[Begin RECORD SET]

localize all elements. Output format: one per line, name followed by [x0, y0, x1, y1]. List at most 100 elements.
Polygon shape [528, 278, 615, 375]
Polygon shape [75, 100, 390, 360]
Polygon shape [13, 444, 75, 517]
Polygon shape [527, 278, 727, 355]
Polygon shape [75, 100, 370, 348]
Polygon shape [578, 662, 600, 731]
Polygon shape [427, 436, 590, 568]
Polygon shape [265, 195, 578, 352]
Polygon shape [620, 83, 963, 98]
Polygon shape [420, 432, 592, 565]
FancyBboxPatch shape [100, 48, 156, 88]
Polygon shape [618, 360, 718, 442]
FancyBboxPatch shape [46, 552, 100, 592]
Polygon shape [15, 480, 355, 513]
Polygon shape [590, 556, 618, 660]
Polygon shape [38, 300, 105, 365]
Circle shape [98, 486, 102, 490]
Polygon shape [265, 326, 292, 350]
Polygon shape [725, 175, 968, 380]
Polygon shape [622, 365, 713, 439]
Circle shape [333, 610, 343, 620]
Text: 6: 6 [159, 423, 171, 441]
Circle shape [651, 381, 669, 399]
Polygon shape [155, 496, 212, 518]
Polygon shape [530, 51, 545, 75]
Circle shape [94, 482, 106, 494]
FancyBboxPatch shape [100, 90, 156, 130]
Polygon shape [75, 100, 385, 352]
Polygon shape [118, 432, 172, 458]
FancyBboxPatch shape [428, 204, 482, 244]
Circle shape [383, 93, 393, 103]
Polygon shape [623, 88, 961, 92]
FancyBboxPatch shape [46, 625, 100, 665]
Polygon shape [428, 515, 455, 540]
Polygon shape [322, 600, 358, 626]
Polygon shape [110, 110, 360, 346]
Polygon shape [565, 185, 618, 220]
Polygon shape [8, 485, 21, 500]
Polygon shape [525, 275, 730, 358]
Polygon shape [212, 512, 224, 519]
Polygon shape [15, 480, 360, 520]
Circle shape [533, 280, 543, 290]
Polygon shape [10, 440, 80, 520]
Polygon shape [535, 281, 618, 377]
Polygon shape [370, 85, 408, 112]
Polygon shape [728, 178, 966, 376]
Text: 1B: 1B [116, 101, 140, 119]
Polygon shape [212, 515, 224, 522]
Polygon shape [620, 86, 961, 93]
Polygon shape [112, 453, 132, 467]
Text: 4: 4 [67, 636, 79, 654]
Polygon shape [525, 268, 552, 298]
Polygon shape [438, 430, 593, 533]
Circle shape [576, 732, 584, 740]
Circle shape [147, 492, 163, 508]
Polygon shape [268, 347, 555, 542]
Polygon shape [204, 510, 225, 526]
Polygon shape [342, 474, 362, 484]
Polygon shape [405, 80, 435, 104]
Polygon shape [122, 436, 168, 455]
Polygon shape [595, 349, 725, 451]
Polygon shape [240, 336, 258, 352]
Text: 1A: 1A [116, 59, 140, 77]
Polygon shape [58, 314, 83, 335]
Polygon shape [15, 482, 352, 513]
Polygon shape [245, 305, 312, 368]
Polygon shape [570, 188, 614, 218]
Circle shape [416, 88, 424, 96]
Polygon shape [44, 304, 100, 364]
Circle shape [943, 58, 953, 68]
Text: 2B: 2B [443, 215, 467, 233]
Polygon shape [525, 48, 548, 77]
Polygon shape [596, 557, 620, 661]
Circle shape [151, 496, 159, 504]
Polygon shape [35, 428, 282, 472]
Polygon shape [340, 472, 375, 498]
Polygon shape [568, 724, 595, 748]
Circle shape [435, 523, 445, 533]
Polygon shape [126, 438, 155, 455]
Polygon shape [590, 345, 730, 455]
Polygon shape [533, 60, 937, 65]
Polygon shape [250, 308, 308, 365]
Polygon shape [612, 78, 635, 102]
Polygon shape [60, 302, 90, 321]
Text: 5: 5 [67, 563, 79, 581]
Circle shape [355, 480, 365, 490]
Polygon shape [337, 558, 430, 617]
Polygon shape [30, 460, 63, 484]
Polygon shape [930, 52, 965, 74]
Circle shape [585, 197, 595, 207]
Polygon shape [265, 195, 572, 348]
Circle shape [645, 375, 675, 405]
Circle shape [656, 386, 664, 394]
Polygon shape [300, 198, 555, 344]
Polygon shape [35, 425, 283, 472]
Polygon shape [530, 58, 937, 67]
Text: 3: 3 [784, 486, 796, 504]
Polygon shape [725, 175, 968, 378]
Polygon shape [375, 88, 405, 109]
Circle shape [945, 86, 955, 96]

[End RECORD SET]

[GIVEN INSTRUCTION]
Put all the rows above into a Markdown table with the columns No. and Entry, numbering each row and leaving out any blank lines.

[RESPONSE TO THE EXERCISE]
| No. | Entry |
|---|---|
| 1 | localize all elements. Output format: one per line, name followed by [x0, y0, x1, y1]. List at most 100 elements. |
| 2 | Polygon shape [528, 278, 615, 375] |
| 3 | Polygon shape [75, 100, 390, 360] |
| 4 | Polygon shape [13, 444, 75, 517] |
| 5 | Polygon shape [527, 278, 727, 355] |
| 6 | Polygon shape [75, 100, 370, 348] |
| 7 | Polygon shape [578, 662, 600, 731] |
| 8 | Polygon shape [427, 436, 590, 568] |
| 9 | Polygon shape [265, 195, 578, 352] |
| 10 | Polygon shape [620, 83, 963, 98] |
| 11 | Polygon shape [420, 432, 592, 565] |
| 12 | FancyBboxPatch shape [100, 48, 156, 88] |
| 13 | Polygon shape [618, 360, 718, 442] |
| 14 | FancyBboxPatch shape [46, 552, 100, 592] |
| 15 | Polygon shape [15, 480, 355, 513] |
| 16 | Polygon shape [590, 556, 618, 660] |
| 17 | Polygon shape [38, 300, 105, 365] |
| 18 | Circle shape [98, 486, 102, 490] |
| 19 | Polygon shape [265, 326, 292, 350] |
| 20 | Polygon shape [725, 175, 968, 380] |
| 21 | Polygon shape [622, 365, 713, 439] |
| 22 | Circle shape [333, 610, 343, 620] |
| 23 | Text: 6: 6 [159, 423, 171, 441] |
| 24 | Circle shape [651, 381, 669, 399] |
| 25 | Polygon shape [155, 496, 212, 518] |
| 26 | Polygon shape [530, 51, 545, 75] |
| 27 | Circle shape [94, 482, 106, 494] |
| 28 | FancyBboxPatch shape [100, 90, 156, 130] |
| 29 | Polygon shape [75, 100, 385, 352] |
| 30 | Polygon shape [118, 432, 172, 458] |
| 31 | FancyBboxPatch shape [428, 204, 482, 244] |
| 32 | Circle shape [383, 93, 393, 103] |
| 33 | Polygon shape [623, 88, 961, 92] |
| 34 | FancyBboxPatch shape [46, 625, 100, 665] |
| 35 | Polygon shape [428, 515, 455, 540] |
| 36 | Polygon shape [322, 600, 358, 626] |
| 37 | Polygon shape [110, 110, 360, 346] |
| 38 | Polygon shape [565, 185, 618, 220] |
| 39 | Polygon shape [8, 485, 21, 500] |
| 40 | Polygon shape [525, 275, 730, 358] |
| 41 | Polygon shape [212, 512, 224, 519] |
| 42 | Polygon shape [15, 480, 360, 520] |
| 43 | Circle shape [533, 280, 543, 290] |
| 44 | Polygon shape [10, 440, 80, 520] |
| 45 | Polygon shape [535, 281, 618, 377] |
| 46 | Polygon shape [370, 85, 408, 112] |
| 47 | Polygon shape [728, 178, 966, 376] |
| 48 | Text: 1B: 1B [116, 101, 140, 119] |
| 49 | Polygon shape [212, 515, 224, 522] |
| 50 | Polygon shape [620, 86, 961, 93] |
| 51 | Polygon shape [112, 453, 132, 467] |
| 52 | Text: 4: 4 [67, 636, 79, 654] |
| 53 | Polygon shape [525, 268, 552, 298] |
| 54 | Polygon shape [438, 430, 593, 533] |
| 55 | Circle shape [576, 732, 584, 740] |
| 56 | Circle shape [147, 492, 163, 508] |
| 57 | Polygon shape [268, 347, 555, 542] |
| 58 | Polygon shape [204, 510, 225, 526] |
| 59 | Polygon shape [342, 474, 362, 484] |
| 60 | Polygon shape [405, 80, 435, 104] |
| 61 | Polygon shape [122, 436, 168, 455] |
| 62 | Polygon shape [595, 349, 725, 451] |
| 63 | Polygon shape [240, 336, 258, 352] |
| 64 | Text: 1A: 1A [116, 59, 140, 77] |
| 65 | Polygon shape [58, 314, 83, 335] |
| 66 | Polygon shape [15, 482, 352, 513] |
| 67 | Polygon shape [245, 305, 312, 368] |
| 68 | Polygon shape [570, 188, 614, 218] |
| 69 | Circle shape [416, 88, 424, 96] |
| 70 | Polygon shape [44, 304, 100, 364] |
| 71 | Circle shape [943, 58, 953, 68] |
| 72 | Text: 2B: 2B [443, 215, 467, 233] |
| 73 | Polygon shape [525, 48, 548, 77] |
| 74 | Polygon shape [596, 557, 620, 661] |
| 75 | Circle shape [151, 496, 159, 504] |
| 76 | Polygon shape [35, 428, 282, 472] |
| 77 | Polygon shape [340, 472, 375, 498] |
| 78 | Polygon shape [568, 724, 595, 748] |
| 79 | Circle shape [435, 523, 445, 533] |
| 80 | Polygon shape [126, 438, 155, 455] |
| 81 | Polygon shape [590, 345, 730, 455] |
| 82 | Polygon shape [533, 60, 937, 65] |
| 83 | Polygon shape [250, 308, 308, 365] |
| 84 | Polygon shape [612, 78, 635, 102] |
| 85 | Polygon shape [60, 302, 90, 321] |
| 86 | Text: 5: 5 [67, 563, 79, 581] |
| 87 | Circle shape [355, 480, 365, 490] |
| 88 | Polygon shape [337, 558, 430, 617] |
| 89 | Polygon shape [30, 460, 63, 484] |
| 90 | Polygon shape [930, 52, 965, 74] |
| 91 | Circle shape [585, 197, 595, 207] |
| 92 | Polygon shape [265, 195, 572, 348] |
| 93 | Circle shape [645, 375, 675, 405] |
| 94 | Circle shape [656, 386, 664, 394] |
| 95 | Polygon shape [300, 198, 555, 344] |
| 96 | Polygon shape [35, 425, 283, 472] |
| 97 | Polygon shape [530, 58, 937, 67] |
| 98 | Text: 3: 3 [784, 486, 796, 504] |
| 99 | Polygon shape [725, 175, 968, 378] |
| 100 | Polygon shape [375, 88, 405, 109] |
| 101 | Circle shape [945, 86, 955, 96] |